Extracts from a graphics dataset:
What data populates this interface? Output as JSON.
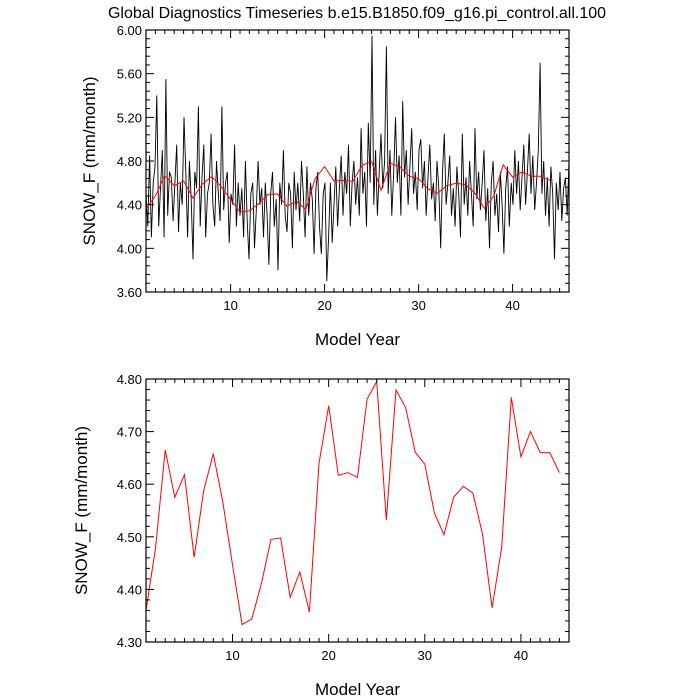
{
  "title": "Global Diagnostics Timeseries b.e15.B1850.f09_g16.pi_control.all.100",
  "colors": {
    "monthly": "#000000",
    "annual": "#ff0000"
  },
  "chart_data": [
    {
      "type": "line",
      "xlabel": "Model Year",
      "ylabel": "SNOW_F (mm/month)",
      "xlim": [
        1,
        46
      ],
      "ylim": [
        3.6,
        6.0
      ],
      "xticks": [
        "10",
        "20",
        "30",
        "40"
      ],
      "yticks": [
        "3.60",
        "4.00",
        "4.40",
        "4.80",
        "5.20",
        "5.60",
        "6.00"
      ],
      "series": [
        {
          "key": "monthly",
          "values": [
            4.5,
            4.2,
            4.85,
            4.1,
            4.6,
            4.75,
            5.4,
            4.2,
            4.55,
            4.9,
            4.1,
            5.55,
            4.3,
            4.7,
            4.65,
            4.25,
            4.6,
            4.95,
            4.15,
            4.6,
            4.4,
            5.2,
            4.7,
            4.1,
            4.8,
            4.45,
            3.9,
            4.7,
            4.55,
            5.3,
            4.2,
            4.65,
            4.95,
            4.1,
            4.5,
            4.6,
            5.05,
            4.4,
            4.2,
            4.8,
            4.5,
            4.25,
            5.3,
            4.35,
            4.6,
            4.7,
            4.05,
            4.5,
            4.4,
            4.95,
            4.2,
            4.6,
            4.3,
            4.55,
            4.1,
            4.8,
            4.25,
            3.9,
            4.5,
            4.6,
            4.0,
            4.35,
            4.8,
            4.4,
            4.55,
            4.1,
            4.6,
            4.3,
            3.85,
            4.5,
            4.7,
            4.2,
            4.45,
            3.8,
            4.6,
            4.4,
            4.9,
            4.3,
            4.15,
            4.6,
            4.5,
            4.0,
            4.7,
            4.35,
            4.6,
            4.25,
            4.8,
            4.5,
            4.1,
            4.75,
            4.3,
            4.6,
            4.45,
            3.95,
            4.55,
            4.7,
            4.2,
            3.95,
            4.5,
            4.6,
            3.7,
            4.1,
            4.6,
            4.05,
            4.4,
            4.75,
            4.2,
            4.55,
            4.85,
            4.3,
            4.7,
            4.5,
            4.95,
            4.2,
            4.6,
            4.8,
            4.4,
            4.65,
            4.3,
            5.1,
            4.5,
            4.7,
            4.2,
            5.15,
            4.6,
            5.95,
            4.4,
            4.9,
            4.3,
            4.7,
            5.05,
            4.55,
            4.8,
            5.85,
            4.5,
            4.9,
            4.3,
            4.7,
            5.2,
            4.6,
            4.85,
            4.3,
            5.35,
            4.65,
            4.9,
            4.4,
            4.75,
            5.1,
            4.5,
            4.7,
            4.35,
            4.9,
            5.0,
            4.55,
            4.8,
            4.3,
            4.65,
            4.95,
            4.45,
            4.6,
            4.25,
            4.8,
            4.55,
            4.0,
            4.7,
            5.05,
            4.4,
            4.6,
            4.85,
            4.3,
            4.55,
            4.2,
            4.75,
            4.5,
            4.1,
            5.05,
            4.4,
            4.65,
            4.3,
            4.8,
            4.5,
            4.2,
            5.1,
            4.45,
            4.7,
            4.35,
            4.6,
            4.9,
            4.25,
            4.55,
            4.0,
            4.6,
            4.8,
            4.3,
            4.5,
            4.15,
            4.7,
            4.4,
            3.95,
            4.55,
            4.75,
            4.2,
            4.6,
            4.4,
            4.9,
            4.5,
            4.8,
            4.35,
            4.65,
            4.95,
            4.4,
            4.7,
            5.05,
            4.5,
            4.85,
            4.35,
            4.6,
            4.9,
            5.7,
            4.5,
            4.8,
            4.3,
            4.65,
            4.2,
            4.75,
            4.5,
            3.9,
            4.6,
            4.35,
            4.7,
            4.25,
            4.55,
            4.65,
            4.3,
            4.8
          ]
        },
        {
          "key": "annual",
          "values": [
            4.36,
            4.48,
            4.665,
            4.575,
            4.618,
            4.461,
            4.588,
            4.658,
            4.565,
            4.447,
            4.333,
            4.344,
            4.411,
            4.495,
            4.498,
            4.385,
            4.433,
            4.357,
            4.64,
            4.749,
            4.617,
            4.622,
            4.613,
            4.762,
            4.795,
            4.532,
            4.779,
            4.746,
            4.661,
            4.638,
            4.545,
            4.504,
            4.575,
            4.596,
            4.583,
            4.505,
            4.365,
            4.48,
            4.765,
            4.652,
            4.7,
            4.66,
            4.66,
            4.622
          ]
        }
      ]
    },
    {
      "type": "line",
      "xlabel": "Model Year",
      "ylabel": "SNOW_F (mm/month)",
      "xlim": [
        1,
        45
      ],
      "ylim": [
        4.3,
        4.8
      ],
      "xticks": [
        "10",
        "20",
        "30",
        "40"
      ],
      "yticks": [
        "4.30",
        "4.40",
        "4.50",
        "4.60",
        "4.70",
        "4.80"
      ],
      "series": [
        {
          "key": "annual",
          "values": [
            4.36,
            4.48,
            4.665,
            4.575,
            4.618,
            4.461,
            4.588,
            4.658,
            4.565,
            4.447,
            4.333,
            4.344,
            4.411,
            4.495,
            4.498,
            4.385,
            4.433,
            4.357,
            4.64,
            4.749,
            4.617,
            4.622,
            4.613,
            4.762,
            4.795,
            4.532,
            4.779,
            4.746,
            4.661,
            4.638,
            4.545,
            4.504,
            4.575,
            4.596,
            4.583,
            4.505,
            4.365,
            4.48,
            4.765,
            4.652,
            4.7,
            4.66,
            4.66,
            4.622
          ]
        }
      ]
    }
  ]
}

▸ PROBLEM
Copy the material above exactly and drop the pictures.

▸ REPLY TO THE TASK
What data populates this interface? Output as JSON.
{
  "title": "Global Diagnostics Timeseries b.e15.B1850.f09_g16.pi_control.all.100",
  "colors": {
    "monthly": "#000000",
    "annual": "#ff0000"
  },
  "chart_data": [
    {
      "type": "line",
      "xlabel": "Model Year",
      "ylabel": "SNOW_F (mm/month)",
      "xlim": [
        1,
        46
      ],
      "ylim": [
        3.6,
        6.0
      ],
      "xticks": [
        "10",
        "20",
        "30",
        "40"
      ],
      "yticks": [
        "3.60",
        "4.00",
        "4.40",
        "4.80",
        "5.20",
        "5.60",
        "6.00"
      ],
      "series": [
        {
          "key": "monthly",
          "values": [
            4.5,
            4.2,
            4.85,
            4.1,
            4.6,
            4.75,
            5.4,
            4.2,
            4.55,
            4.9,
            4.1,
            5.55,
            4.3,
            4.7,
            4.65,
            4.25,
            4.6,
            4.95,
            4.15,
            4.6,
            4.4,
            5.2,
            4.7,
            4.1,
            4.8,
            4.45,
            3.9,
            4.7,
            4.55,
            5.3,
            4.2,
            4.65,
            4.95,
            4.1,
            4.5,
            4.6,
            5.05,
            4.4,
            4.2,
            4.8,
            4.5,
            4.25,
            5.3,
            4.35,
            4.6,
            4.7,
            4.05,
            4.5,
            4.4,
            4.95,
            4.2,
            4.6,
            4.3,
            4.55,
            4.1,
            4.8,
            4.25,
            3.9,
            4.5,
            4.6,
            4.0,
            4.35,
            4.8,
            4.4,
            4.55,
            4.1,
            4.6,
            4.3,
            3.85,
            4.5,
            4.7,
            4.2,
            4.45,
            3.8,
            4.6,
            4.4,
            4.9,
            4.3,
            4.15,
            4.6,
            4.5,
            4.0,
            4.7,
            4.35,
            4.6,
            4.25,
            4.8,
            4.5,
            4.1,
            4.75,
            4.3,
            4.6,
            4.45,
            3.95,
            4.55,
            4.7,
            4.2,
            3.95,
            4.5,
            4.6,
            3.7,
            4.1,
            4.6,
            4.05,
            4.4,
            4.75,
            4.2,
            4.55,
            4.85,
            4.3,
            4.7,
            4.5,
            4.95,
            4.2,
            4.6,
            4.8,
            4.4,
            4.65,
            4.3,
            5.1,
            4.5,
            4.7,
            4.2,
            5.15,
            4.6,
            5.95,
            4.4,
            4.9,
            4.3,
            4.7,
            5.05,
            4.55,
            4.8,
            5.85,
            4.5,
            4.9,
            4.3,
            4.7,
            5.2,
            4.6,
            4.85,
            4.3,
            5.35,
            4.65,
            4.9,
            4.4,
            4.75,
            5.1,
            4.5,
            4.7,
            4.35,
            4.9,
            5.0,
            4.55,
            4.8,
            4.3,
            4.65,
            4.95,
            4.45,
            4.6,
            4.25,
            4.8,
            4.55,
            4.0,
            4.7,
            5.05,
            4.4,
            4.6,
            4.85,
            4.3,
            4.55,
            4.2,
            4.75,
            4.5,
            4.1,
            5.05,
            4.4,
            4.65,
            4.3,
            4.8,
            4.5,
            4.2,
            5.1,
            4.45,
            4.7,
            4.35,
            4.6,
            4.9,
            4.25,
            4.55,
            4.0,
            4.6,
            4.8,
            4.3,
            4.5,
            4.15,
            4.7,
            4.4,
            3.95,
            4.55,
            4.75,
            4.2,
            4.6,
            4.4,
            4.9,
            4.5,
            4.8,
            4.35,
            4.65,
            4.95,
            4.4,
            4.7,
            5.05,
            4.5,
            4.85,
            4.35,
            4.6,
            4.9,
            5.7,
            4.5,
            4.8,
            4.3,
            4.65,
            4.2,
            4.75,
            4.5,
            3.9,
            4.6,
            4.35,
            4.7,
            4.25,
            4.55,
            4.65,
            4.3,
            4.8
          ]
        },
        {
          "key": "annual",
          "values": [
            4.36,
            4.48,
            4.665,
            4.575,
            4.618,
            4.461,
            4.588,
            4.658,
            4.565,
            4.447,
            4.333,
            4.344,
            4.411,
            4.495,
            4.498,
            4.385,
            4.433,
            4.357,
            4.64,
            4.749,
            4.617,
            4.622,
            4.613,
            4.762,
            4.795,
            4.532,
            4.779,
            4.746,
            4.661,
            4.638,
            4.545,
            4.504,
            4.575,
            4.596,
            4.583,
            4.505,
            4.365,
            4.48,
            4.765,
            4.652,
            4.7,
            4.66,
            4.66,
            4.622
          ]
        }
      ]
    },
    {
      "type": "line",
      "xlabel": "Model Year",
      "ylabel": "SNOW_F (mm/month)",
      "xlim": [
        1,
        45
      ],
      "ylim": [
        4.3,
        4.8
      ],
      "xticks": [
        "10",
        "20",
        "30",
        "40"
      ],
      "yticks": [
        "4.30",
        "4.40",
        "4.50",
        "4.60",
        "4.70",
        "4.80"
      ],
      "series": [
        {
          "key": "annual",
          "values": [
            4.36,
            4.48,
            4.665,
            4.575,
            4.618,
            4.461,
            4.588,
            4.658,
            4.565,
            4.447,
            4.333,
            4.344,
            4.411,
            4.495,
            4.498,
            4.385,
            4.433,
            4.357,
            4.64,
            4.749,
            4.617,
            4.622,
            4.613,
            4.762,
            4.795,
            4.532,
            4.779,
            4.746,
            4.661,
            4.638,
            4.545,
            4.504,
            4.575,
            4.596,
            4.583,
            4.505,
            4.365,
            4.48,
            4.765,
            4.652,
            4.7,
            4.66,
            4.66,
            4.622
          ]
        }
      ]
    }
  ]
}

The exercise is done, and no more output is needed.